# [WHAT YOU WILL DO]
Below is a block of records; return all of them exactly, but without the images.

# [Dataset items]
┌────────

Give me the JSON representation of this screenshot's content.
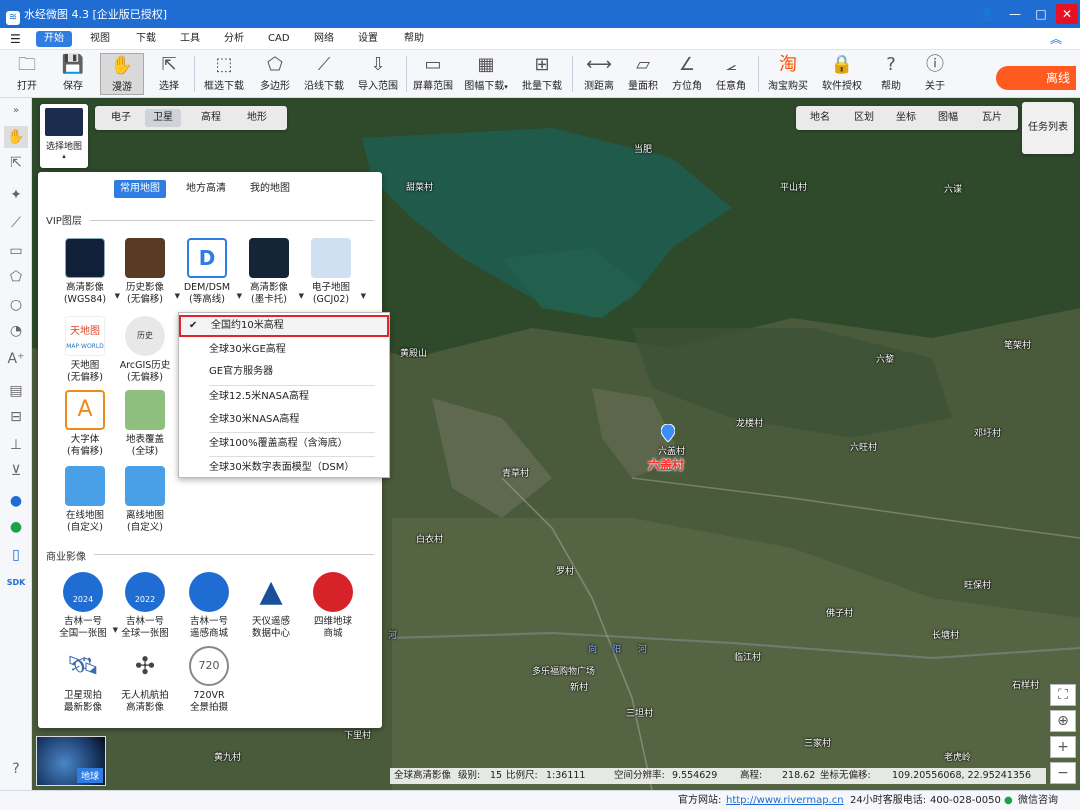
{
  "app": {
    "title": "水经微图 4.3 [企业版已授权]"
  },
  "menu": [
    "开始",
    "视图",
    "下载",
    "工具",
    "分析",
    "CAD",
    "网络",
    "设置",
    "帮助"
  ],
  "toolbar": {
    "items": [
      "打开",
      "保存",
      "漫游",
      "选择",
      "框选下载",
      "多边形",
      "沿线下载",
      "导入范围",
      "屏幕范围",
      "图幅下载",
      "批量下载",
      "测距离",
      "量面积",
      "方位角",
      "任意角",
      "淘宝购买",
      "软件授权",
      "帮助",
      "关于"
    ],
    "promo": "离线"
  },
  "map": {
    "type_tabs": [
      "电子",
      "卫星",
      "高程",
      "地形"
    ],
    "tool_tabs": [
      "地名",
      "区划",
      "坐标",
      "图幅",
      "瓦片"
    ],
    "task_list": "任务列表",
    "select_map": "选择地图",
    "places": [
      "当肥",
      "甜菜村",
      "平山村",
      "六谍",
      "黄殿山",
      "笔架村",
      "六黎",
      "龙楼村",
      "六旺村",
      "邓圩村",
      "六盖村",
      "青草村",
      "白衣村",
      "罗村",
      "旺保村",
      "佛子村",
      "长塘村",
      "临江村",
      "多乐福购物广场",
      "新村",
      "石样村",
      "三坦村",
      "三家村",
      "黄九村",
      "下里村",
      "老虎岭",
      "向",
      "阳",
      "河",
      "河"
    ],
    "marker_label": "六盖村",
    "globe_label": "地球"
  },
  "panel": {
    "tabs": [
      "常用地图",
      "地方高清",
      "我的地图"
    ],
    "vip_label": "VIP图层",
    "vip_layers": [
      [
        "高清影像",
        "(WGS84)"
      ],
      [
        "历史影像",
        "(无偏移)"
      ],
      [
        "DEM/DSM",
        "(等高线)"
      ],
      [
        "高清影像",
        "(墨卡托)"
      ],
      [
        "电子地图",
        "(GCJ02)"
      ],
      [
        "天地图",
        "(无偏移)"
      ],
      [
        "ArcGIS历史",
        "(无偏移)"
      ],
      [
        "大字体",
        "(有偏移)"
      ],
      [
        "地表覆盖",
        "(全球)"
      ],
      [
        "在线地图",
        "(自定义)"
      ],
      [
        "离线地图",
        "(自定义)"
      ]
    ],
    "biz_label": "商业影像",
    "biz_layers": [
      [
        "吉林一号",
        "全国一张图"
      ],
      [
        "吉林一号",
        "全球一张图"
      ],
      [
        "吉林一号",
        "遥感商城"
      ],
      [
        "天仪遥感",
        "数据中心"
      ],
      [
        "四维地球",
        "商城"
      ],
      [
        "卫星现拍",
        "最新影像"
      ],
      [
        "无人机航拍",
        "高清影像"
      ],
      [
        "720VR",
        "全景拍摄"
      ]
    ],
    "thumb_texts": {
      "history": "历史",
      "tianditu": "天地图",
      "tianditu_sub": "MAP WORLD",
      "bigfont": "A",
      "biz_year1": "2024",
      "biz_year2": "2022",
      "vr": "720"
    }
  },
  "dropdown": {
    "items": [
      "全国约10米高程",
      "全球30米GE高程",
      "GE官方服务器",
      "全球12.5米NASA高程",
      "全球30米NASA高程",
      "全球100%覆盖高程（含海底）",
      "全球30米数字表面模型（DSM）"
    ],
    "checked_index": 0
  },
  "status": {
    "layer": "全球高清影像",
    "level_label": "级别:",
    "level": "15",
    "scale_label": "比例尺:",
    "scale": "1:36111",
    "resolution_label": "空间分辨率:",
    "resolution": "9.554629",
    "elev_label": "高程:",
    "elev": "218.62",
    "coord_label": "坐标无偏移:",
    "coord": "109.20556068, 22.95241356"
  },
  "footer": {
    "site_label": "官方网站:",
    "site": "http://www.rivermap.cn",
    "phone_label": "24小时客服电话:",
    "phone": "400-028-0050",
    "wechat": "微信咨询"
  },
  "colors": {
    "accent": "#2f7de1",
    "title": "#1f6dd3",
    "highlight": "#e0262c"
  }
}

└────────

# [ANSWER]
Give me the JSON representation of this screenshot's content.
{
  "app": {
    "title": "水经微图 4.3 [企业版已授权]"
  },
  "menu": [
    "开始",
    "视图",
    "下载",
    "工具",
    "分析",
    "CAD",
    "网络",
    "设置",
    "帮助"
  ],
  "toolbar": {
    "items": [
      "打开",
      "保存",
      "漫游",
      "选择",
      "框选下载",
      "多边形",
      "沿线下载",
      "导入范围",
      "屏幕范围",
      "图幅下载",
      "批量下载",
      "测距离",
      "量面积",
      "方位角",
      "任意角",
      "淘宝购买",
      "软件授权",
      "帮助",
      "关于"
    ],
    "promo": "离线"
  },
  "map": {
    "type_tabs": [
      "电子",
      "卫星",
      "高程",
      "地形"
    ],
    "tool_tabs": [
      "地名",
      "区划",
      "坐标",
      "图幅",
      "瓦片"
    ],
    "task_list": "任务列表",
    "select_map": "选择地图",
    "places": [
      "当肥",
      "甜菜村",
      "平山村",
      "六谍",
      "黄殿山",
      "笔架村",
      "六黎",
      "龙楼村",
      "六旺村",
      "邓圩村",
      "六盖村",
      "青草村",
      "白衣村",
      "罗村",
      "旺保村",
      "佛子村",
      "长塘村",
      "临江村",
      "多乐福购物广场",
      "新村",
      "石样村",
      "三坦村",
      "三家村",
      "黄九村",
      "下里村",
      "老虎岭",
      "向",
      "阳",
      "河",
      "河"
    ],
    "marker_label": "六盖村",
    "globe_label": "地球"
  },
  "panel": {
    "tabs": [
      "常用地图",
      "地方高清",
      "我的地图"
    ],
    "vip_label": "VIP图层",
    "vip_layers": [
      [
        "高清影像",
        "(WGS84)"
      ],
      [
        "历史影像",
        "(无偏移)"
      ],
      [
        "DEM/DSM",
        "(等高线)"
      ],
      [
        "高清影像",
        "(墨卡托)"
      ],
      [
        "电子地图",
        "(GCJ02)"
      ],
      [
        "天地图",
        "(无偏移)"
      ],
      [
        "ArcGIS历史",
        "(无偏移)"
      ],
      [
        "大字体",
        "(有偏移)"
      ],
      [
        "地表覆盖",
        "(全球)"
      ],
      [
        "在线地图",
        "(自定义)"
      ],
      [
        "离线地图",
        "(自定义)"
      ]
    ],
    "biz_label": "商业影像",
    "biz_layers": [
      [
        "吉林一号",
        "全国一张图"
      ],
      [
        "吉林一号",
        "全球一张图"
      ],
      [
        "吉林一号",
        "遥感商城"
      ],
      [
        "天仪遥感",
        "数据中心"
      ],
      [
        "四维地球",
        "商城"
      ],
      [
        "卫星现拍",
        "最新影像"
      ],
      [
        "无人机航拍",
        "高清影像"
      ],
      [
        "720VR",
        "全景拍摄"
      ]
    ],
    "thumb_texts": {
      "history": "历史",
      "tianditu": "天地图",
      "tianditu_sub": "MAP WORLD",
      "bigfont": "A",
      "biz_year1": "2024",
      "biz_year2": "2022",
      "vr": "720"
    }
  },
  "dropdown": {
    "items": [
      "全国约10米高程",
      "全球30米GE高程",
      "GE官方服务器",
      "全球12.5米NASA高程",
      "全球30米NASA高程",
      "全球100%覆盖高程（含海底）",
      "全球30米数字表面模型（DSM）"
    ],
    "checked_index": 0
  },
  "status": {
    "layer": "全球高清影像",
    "level_label": "级别:",
    "level": "15",
    "scale_label": "比例尺:",
    "scale": "1:36111",
    "resolution_label": "空间分辨率:",
    "resolution": "9.554629",
    "elev_label": "高程:",
    "elev": "218.62",
    "coord_label": "坐标无偏移:",
    "coord": "109.20556068, 22.95241356"
  },
  "footer": {
    "site_label": "官方网站:",
    "site": "http://www.rivermap.cn",
    "phone_label": "24小时客服电话:",
    "phone": "400-028-0050",
    "wechat": "微信咨询"
  },
  "colors": {
    "accent": "#2f7de1",
    "title": "#1f6dd3",
    "highlight": "#e0262c"
  }
}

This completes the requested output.